** What is needed **
Each line below should be quoted exactly, please.
*** Opening Records ***
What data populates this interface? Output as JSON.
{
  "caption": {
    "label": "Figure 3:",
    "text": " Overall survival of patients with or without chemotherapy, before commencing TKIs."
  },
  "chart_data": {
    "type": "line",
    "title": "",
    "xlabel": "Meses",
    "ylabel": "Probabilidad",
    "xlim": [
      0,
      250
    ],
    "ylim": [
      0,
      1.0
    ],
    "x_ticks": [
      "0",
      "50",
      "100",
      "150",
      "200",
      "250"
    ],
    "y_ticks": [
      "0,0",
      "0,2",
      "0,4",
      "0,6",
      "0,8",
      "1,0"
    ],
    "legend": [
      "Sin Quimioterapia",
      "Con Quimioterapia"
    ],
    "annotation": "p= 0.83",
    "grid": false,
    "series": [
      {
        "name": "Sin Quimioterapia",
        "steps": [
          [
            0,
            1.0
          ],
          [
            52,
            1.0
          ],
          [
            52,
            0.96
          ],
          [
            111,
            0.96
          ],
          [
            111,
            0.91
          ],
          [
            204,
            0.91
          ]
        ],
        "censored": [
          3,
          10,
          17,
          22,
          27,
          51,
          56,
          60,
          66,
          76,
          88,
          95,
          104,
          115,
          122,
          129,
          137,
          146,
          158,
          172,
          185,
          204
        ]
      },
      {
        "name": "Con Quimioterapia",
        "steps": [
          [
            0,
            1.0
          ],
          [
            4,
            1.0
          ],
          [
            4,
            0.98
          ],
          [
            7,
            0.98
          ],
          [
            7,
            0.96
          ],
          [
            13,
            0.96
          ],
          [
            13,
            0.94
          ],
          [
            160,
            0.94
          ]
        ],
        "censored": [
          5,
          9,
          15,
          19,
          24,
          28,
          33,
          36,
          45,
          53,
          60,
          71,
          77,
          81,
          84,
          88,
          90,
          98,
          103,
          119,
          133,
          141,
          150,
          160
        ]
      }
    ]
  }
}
*** Closing Records ***
** Response to this exercise **
What data populates this interface? Output as JSON.
{
  "caption": {
    "label": "Figure 3:",
    "text": " Overall survival of patients with or without chemotherapy, before commencing TKIs."
  },
  "chart_data": {
    "type": "line",
    "title": "",
    "xlabel": "Meses",
    "ylabel": "Probabilidad",
    "xlim": [
      0,
      250
    ],
    "ylim": [
      0,
      1.0
    ],
    "x_ticks": [
      "0",
      "50",
      "100",
      "150",
      "200",
      "250"
    ],
    "y_ticks": [
      "0,0",
      "0,2",
      "0,4",
      "0,6",
      "0,8",
      "1,0"
    ],
    "legend": [
      "Sin Quimioterapia",
      "Con Quimioterapia"
    ],
    "annotation": "p= 0.83",
    "grid": false,
    "series": [
      {
        "name": "Sin Quimioterapia",
        "steps": [
          [
            0,
            1.0
          ],
          [
            52,
            1.0
          ],
          [
            52,
            0.96
          ],
          [
            111,
            0.96
          ],
          [
            111,
            0.91
          ],
          [
            204,
            0.91
          ]
        ],
        "censored": [
          3,
          10,
          17,
          22,
          27,
          51,
          56,
          60,
          66,
          76,
          88,
          95,
          104,
          115,
          122,
          129,
          137,
          146,
          158,
          172,
          185,
          204
        ]
      },
      {
        "name": "Con Quimioterapia",
        "steps": [
          [
            0,
            1.0
          ],
          [
            4,
            1.0
          ],
          [
            4,
            0.98
          ],
          [
            7,
            0.98
          ],
          [
            7,
            0.96
          ],
          [
            13,
            0.96
          ],
          [
            13,
            0.94
          ],
          [
            160,
            0.94
          ]
        ],
        "censored": [
          5,
          9,
          15,
          19,
          24,
          28,
          33,
          36,
          45,
          53,
          60,
          71,
          77,
          81,
          84,
          88,
          90,
          98,
          103,
          119,
          133,
          141,
          150,
          160
        ]
      }
    ]
  }
}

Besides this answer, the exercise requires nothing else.